## Raw data
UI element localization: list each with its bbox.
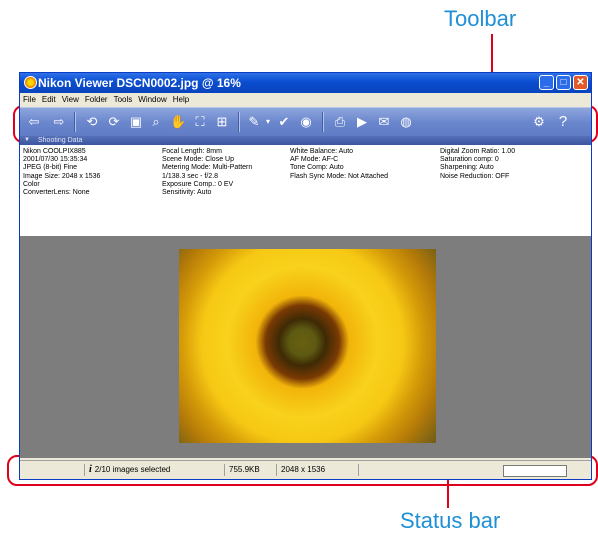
menu-view[interactable]: View [59, 93, 82, 104]
toolbar-separator [74, 112, 76, 132]
info-line: White Balance: Auto [290, 148, 354, 155]
info-line: Focal Length: 8mm [162, 148, 222, 155]
shooting-data-column-2: Focal Length: 8mm Scene Mode: Close Up M… [162, 148, 252, 197]
toolbar-callout-label: Toolbar [444, 6, 517, 31]
status-filesize: 755.9KB [224, 464, 273, 476]
viewer-window: Nikon Viewer DSCN0002.jpg @ 16% _ □ ✕ Fi… [19, 72, 592, 480]
menu-bar: File Edit View Folder Tools Window Help [20, 93, 591, 107]
thumbnail-icon[interactable]: ⊞ [214, 114, 230, 130]
info-line: Saturation comp: 0 [440, 156, 499, 164]
zoom-icon[interactable]: ⌕ [148, 114, 164, 130]
title-bar[interactable]: Nikon Viewer DSCN0002.jpg @ 16% _ □ ✕ [20, 73, 591, 93]
menu-help[interactable]: Help [170, 93, 192, 104]
info-line: Sensitivity: Auto [162, 189, 212, 197]
hand-icon[interactable]: ✋ [170, 114, 186, 130]
info-line: Scene Mode: Close Up [162, 156, 234, 164]
statusbar-callout-label: Status bar [400, 508, 501, 533]
slideshow-icon[interactable]: ▶ [354, 114, 370, 130]
rotate-left-icon[interactable]: ⟲ [84, 114, 100, 130]
info-line: Tone Comp: Auto [290, 164, 344, 172]
protect-icon[interactable]: ◉ [298, 114, 314, 130]
status-selected-text: 2/10 images selected [94, 465, 171, 474]
shooting-data-column-3: White Balance: Auto AF Mode: AF-C Tone C… [290, 148, 388, 181]
back-arrow-icon[interactable]: ⇦ [26, 114, 42, 130]
menu-folder[interactable]: Folder [82, 93, 111, 104]
status-dimensions: 2048 x 1536 [276, 464, 351, 476]
menu-window[interactable]: Window [135, 93, 169, 104]
info-line: Flash Sync Mode: Not Attached [290, 172, 389, 180]
print-icon[interactable]: ⎙ [332, 114, 348, 130]
email-icon[interactable]: ✉ [376, 114, 392, 130]
close-button[interactable]: ✕ [573, 75, 588, 90]
info-line: Sharpening: Auto [440, 164, 494, 172]
maximize-button[interactable]: □ [556, 75, 571, 90]
settings-icon[interactable]: ⚙ [531, 114, 547, 130]
fit-window-icon[interactable]: ▣ [128, 114, 144, 130]
menu-file[interactable]: File [20, 93, 39, 104]
toolbar-separator [322, 112, 324, 132]
shooting-data-column-1: Nikon COOLPIX885 2001/07/30 15:35:34 JPE… [23, 148, 100, 197]
minimize-button[interactable]: _ [539, 75, 554, 90]
shooting-data-panel: Nikon COOLPIX885 2001/07/30 15:35:34 JPE… [20, 145, 591, 236]
info-line: 2001/07/30 15:35:34 [23, 156, 88, 164]
chevron-down-icon[interactable]: ▾ [260, 114, 276, 130]
forward-arrow-icon[interactable]: ⇨ [51, 114, 67, 130]
menu-edit[interactable]: Edit [39, 93, 59, 104]
shooting-data-label: Shooting Data [38, 137, 83, 144]
info-icon: i [89, 464, 92, 475]
web-icon[interactable]: ◍ [398, 114, 414, 130]
sunflower-photo[interactable] [179, 249, 436, 443]
status-selected: i 2/10 images selected [84, 464, 215, 476]
info-line: JPEG (8-bit) Fine [23, 164, 78, 172]
full-screen-icon[interactable]: ⛶ [192, 114, 208, 130]
app-icon [24, 76, 37, 89]
info-line: Nikon COOLPIX885 [23, 148, 86, 155]
image-view-area[interactable] [20, 236, 591, 458]
rotate-right-icon[interactable]: ⟳ [106, 114, 122, 130]
checkmark-icon[interactable]: ✔ [276, 114, 292, 130]
info-line: AF Mode: AF-C [290, 156, 339, 164]
shooting-data-header[interactable]: ▼ Shooting Data [20, 136, 591, 145]
info-line: Noise Reduction: OFF [440, 172, 510, 180]
window-title: Nikon Viewer DSCN0002.jpg @ 16% [38, 76, 241, 90]
status-bar: i 2/10 images selected 755.9KB 2048 x 153… [20, 460, 591, 479]
info-line: Metering Mode: Multi-Pattern [162, 164, 253, 172]
menu-tools[interactable]: Tools [111, 93, 136, 104]
help-icon[interactable]: ? [555, 114, 571, 130]
toolbar: ⇦ ⇨ ⟲ ⟳ ▣ ⌕ ✋ ⛶ ⊞ ✎ ▾ ✔ ◉ ⎙ ▶ ✉ ◍ ⚙ ? [20, 107, 591, 137]
collapse-triangle-icon[interactable]: ▼ [24, 136, 30, 145]
info-line: 1/138.3 sec - f/2.8 [162, 172, 219, 180]
info-line: Exposure Comp.: 0 EV [162, 180, 234, 188]
progress-box [503, 465, 567, 477]
info-line: Image Size: 2048 x 1536 [23, 172, 101, 180]
toolbar-separator [238, 112, 240, 132]
info-line: Color [23, 180, 40, 188]
shooting-data-column-4: Digital Zoom Ratio: 1.00 Saturation comp… [440, 148, 515, 181]
info-line: Digital Zoom Ratio: 1.00 [440, 148, 516, 155]
status-empty-cell [358, 464, 503, 476]
info-line: ConverterLens: None [23, 189, 90, 197]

## Task requirements
Copy all of the lines above word for word, leaving out the picture.

## Exercise result
UI element localization: list each with its bbox.
menu-view[interactable]: View [59, 93, 82, 104]
toolbar-separator [74, 112, 76, 132]
info-line: White Balance: Auto [290, 148, 354, 155]
info-line: Focal Length: 8mm [162, 148, 222, 155]
shooting-data-column-2: Focal Length: 8mm Scene Mode: Close Up M… [162, 148, 252, 197]
toolbar-callout-label: Toolbar [444, 6, 517, 31]
status-filesize: 755.9KB [224, 464, 273, 476]
viewer-window: Nikon Viewer DSCN0002.jpg @ 16% _ □ ✕ Fi… [19, 72, 592, 480]
menu-bar: File Edit View Folder Tools Window Help [20, 93, 591, 107]
thumbnail-icon[interactable]: ⊞ [214, 114, 230, 130]
info-line: Saturation comp: 0 [440, 156, 499, 164]
zoom-icon[interactable]: ⌕ [148, 114, 164, 130]
title-bar[interactable]: Nikon Viewer DSCN0002.jpg @ 16% _ □ ✕ [20, 73, 591, 93]
menu-help[interactable]: Help [170, 93, 192, 104]
info-line: Sensitivity: Auto [162, 189, 212, 197]
hand-icon[interactable]: ✋ [170, 114, 186, 130]
info-line: Scene Mode: Close Up [162, 156, 234, 164]
statusbar-callout-label: Status bar [400, 508, 501, 533]
slideshow-icon[interactable]: ▶ [354, 114, 370, 130]
rotate-left-icon[interactable]: ⟲ [84, 114, 100, 130]
info-line: Tone Comp: Auto [290, 164, 344, 172]
protect-icon[interactable]: ◉ [298, 114, 314, 130]
status-selected-text: 2/10 images selected [94, 465, 171, 474]
shooting-data-column-3: White Balance: Auto AF Mode: AF-C Tone C… [290, 148, 388, 181]
back-arrow-icon[interactable]: ⇦ [26, 114, 42, 130]
menu-folder[interactable]: Folder [82, 93, 111, 104]
status-dimensions: 2048 x 1536 [276, 464, 351, 476]
menu-window[interactable]: Window [135, 93, 169, 104]
info-line: Flash Sync Mode: Not Attached [290, 172, 389, 180]
print-icon[interactable]: ⎙ [332, 114, 348, 130]
email-icon[interactable]: ✉ [376, 114, 392, 130]
close-button[interactable]: ✕ [573, 75, 588, 90]
info-line: Sharpening: Auto [440, 164, 494, 172]
maximize-button[interactable]: □ [556, 75, 571, 90]
settings-icon[interactable]: ⚙ [531, 114, 547, 130]
fit-window-icon[interactable]: ▣ [128, 114, 144, 130]
menu-file[interactable]: File [20, 93, 39, 104]
toolbar-separator [322, 112, 324, 132]
shooting-data-column-1: Nikon COOLPIX885 2001/07/30 15:35:34 JPE… [23, 148, 100, 197]
minimize-button[interactable]: _ [539, 75, 554, 90]
shooting-data-panel: Nikon COOLPIX885 2001/07/30 15:35:34 JPE… [20, 145, 591, 236]
info-line: 2001/07/30 15:35:34 [23, 156, 88, 164]
chevron-down-icon[interactable]: ▾ [260, 114, 276, 130]
forward-arrow-icon[interactable]: ⇨ [51, 114, 67, 130]
menu-edit[interactable]: Edit [39, 93, 59, 104]
shooting-data-label: Shooting Data [38, 137, 83, 144]
info-icon: i [89, 464, 92, 475]
web-icon[interactable]: ◍ [398, 114, 414, 130]
sunflower-photo[interactable] [179, 249, 436, 443]
status-selected: i 2/10 images selected [84, 464, 215, 476]
info-line: JPEG (8-bit) Fine [23, 164, 78, 172]
full-screen-icon[interactable]: ⛶ [192, 114, 208, 130]
app-icon [24, 76, 37, 89]
info-line: Nikon COOLPIX885 [23, 148, 86, 155]
image-view-area[interactable] [20, 236, 591, 458]
rotate-right-icon[interactable]: ⟳ [106, 114, 122, 130]
checkmark-icon[interactable]: ✔ [276, 114, 292, 130]
info-line: AF Mode: AF-C [290, 156, 339, 164]
shooting-data-header[interactable]: ▼ Shooting Data [20, 136, 591, 145]
info-line: Noise Reduction: OFF [440, 172, 510, 180]
window-title: Nikon Viewer DSCN0002.jpg @ 16% [38, 76, 241, 90]
status-bar: i 2/10 images selected 755.9KB 2048 x 153… [20, 460, 591, 479]
info-line: Metering Mode: Multi-Pattern [162, 164, 253, 172]
menu-tools[interactable]: Tools [111, 93, 136, 104]
help-icon[interactable]: ? [555, 114, 571, 130]
toolbar: ⇦ ⇨ ⟲ ⟳ ▣ ⌕ ✋ ⛶ ⊞ ✎ ▾ ✔ ◉ ⎙ ▶ ✉ ◍ ⚙ ? [20, 107, 591, 137]
collapse-triangle-icon[interactable]: ▼ [24, 136, 30, 145]
info-line: 1/138.3 sec - f/2.8 [162, 172, 219, 180]
info-line: Exposure Comp.: 0 EV [162, 180, 234, 188]
progress-box [503, 465, 567, 477]
info-line: Image Size: 2048 x 1536 [23, 172, 101, 180]
toolbar-separator [238, 112, 240, 132]
info-line: Color [23, 180, 40, 188]
shooting-data-column-4: Digital Zoom Ratio: 1.00 Saturation comp… [440, 148, 515, 181]
info-line: Digital Zoom Ratio: 1.00 [440, 148, 516, 155]
status-empty-cell [358, 464, 503, 476]
info-line: ConverterLens: None [23, 189, 90, 197]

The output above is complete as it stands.